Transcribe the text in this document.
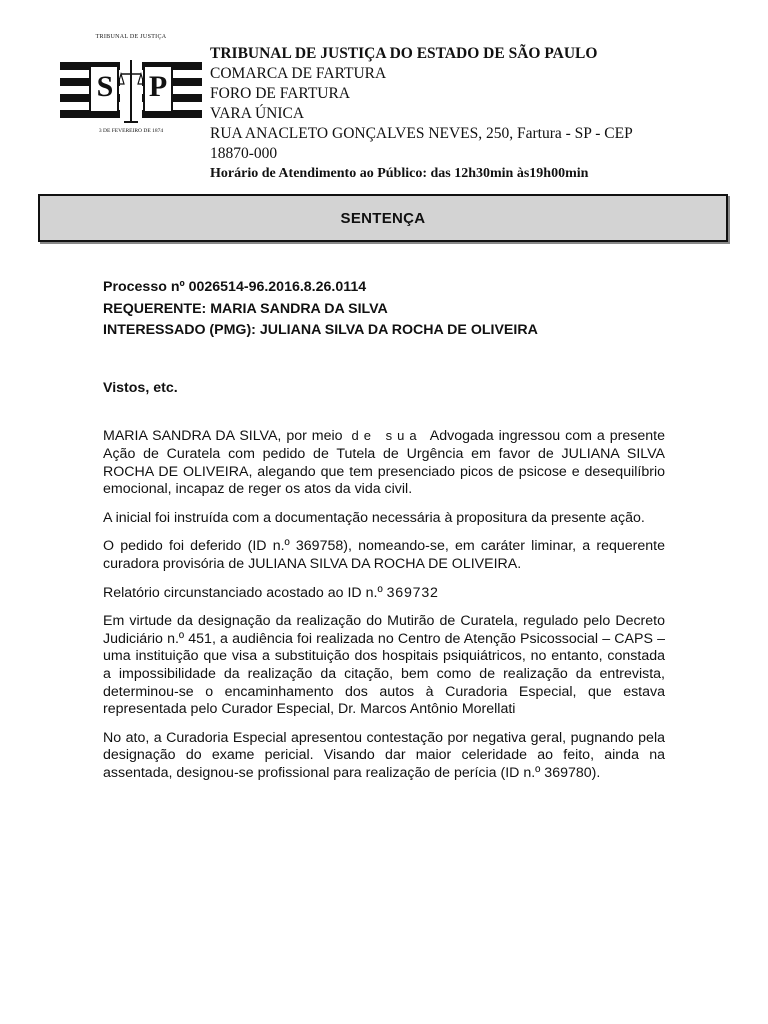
TRIBUNAL DE JUSTIÇA
S P
3 DE FEVEREIRO DE 1874
TRIBUNAL DE JUSTIÇA DO ESTADO DE SÃO PAULO
COMARCA DE FARTURA
FORO DE FARTURA
VARA ÚNICA
RUA ANACLETO GONÇALVES NEVES, 250, Fartura - SP - CEP
18870-000
Horário de Atendimento ao Público: das 12h30min às19h00min
SENTENÇA
Processo nº 0026514-96.2016.8.26.0114
REQUERENTE: MARIA SANDRA DA SILVA
INTERESSADO (PMG): JULIANA SILVA DA ROCHA DE OLIVEIRA
Vistos, etc.

MARIA SANDRA DA SILVA, por meio de sua Advogada ingressou com a presente Ação de Curatela com pedido de Tutela de Urgência em favor de JULIANA SILVA ROCHA DE OLIVEIRA, alegando que tem presenciado picos de psicose e desequilíbrio emocional, incapaz de reger os atos da vida civil.

A inicial foi instruída com a documentação necessária à propositura da presente ação.

O pedido foi deferido (ID n.º 369758), nomeando-se, em caráter liminar, a requerente curadora provisória de JULIANA SILVA DA ROCHA DE OLIVEIRA.

Relatório circunstanciado acostado ao ID n.º 369732

Em virtude da designação da realização do Mutirão de Curatela, regulado pelo Decreto Judiciário n.º 451, a audiência foi realizada no Centro de Atenção Psicossocial – CAPS – uma instituição que visa a substituição dos hospitais psiquiátricos, no entanto, constada a impossibilidade da realização da citação, bem como de realização da entrevista, determinou-se o encaminhamento dos autos à Curadoria Especial, que estava representada pelo Curador Especial, Dr. Marcos Antônio Morellati

No ato, a Curadoria Especial apresentou contestação por negativa geral, pugnando pela designação do exame pericial. Visando dar maior celeridade ao feito, ainda na assentada, designou-se profissional para realização de perícia (ID n.º 369780).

::::::

> _Task statement_
Reproduce each entry verbatim, excluding any embedded images.

> _Answer to this task_
Transcribe the text in this document.
TRIBUNAL DE JUSTIÇA
S P
3 DE FEVEREIRO DE 1874
TRIBUNAL DE JUSTIÇA DO ESTADO DE SÃO PAULO
COMARCA DE FARTURA
FORO DE FARTURA
VARA ÚNICA
RUA ANACLETO GONÇALVES NEVES, 250, Fartura - SP - CEP
18870-000
Horário de Atendimento ao Público: das 12h30min às19h00min
SENTENÇA
Processo nº 0026514-96.2016.8.26.0114
REQUERENTE: MARIA SANDRA DA SILVA
INTERESSADO (PMG): JULIANA SILVA DA ROCHA DE OLIVEIRA
Vistos, etc.

MARIA SANDRA DA SILVA, por meio de sua Advogada ingressou com a presente Ação de Curatela com pedido de Tutela de Urgência em favor de JULIANA SILVA ROCHA DE OLIVEIRA, alegando que tem presenciado picos de psicose e desequilíbrio emocional, incapaz de reger os atos da vida civil.

A inicial foi instruída com a documentação necessária à propositura da presente ação.

O pedido foi deferido (ID n.º 369758), nomeando-se, em caráter liminar, a requerente curadora provisória de JULIANA SILVA DA ROCHA DE OLIVEIRA.

Relatório circunstanciado acostado ao ID n.º 369732

Em virtude da designação da realização do Mutirão de Curatela, regulado pelo Decreto Judiciário n.º 451, a audiência foi realizada no Centro de Atenção Psicossocial – CAPS – uma instituição que visa a substituição dos hospitais psiquiátricos, no entanto, constada a impossibilidade da realização da citação, bem como de realização da entrevista, determinou-se o encaminhamento dos autos à Curadoria Especial, que estava representada pelo Curador Especial, Dr. Marcos Antônio Morellati

No ato, a Curadoria Especial apresentou contestação por negativa geral, pugnando pela designação do exame pericial. Visando dar maior celeridade ao feito, ainda na assentada, designou-se profissional para realização de perícia (ID n.º 369780).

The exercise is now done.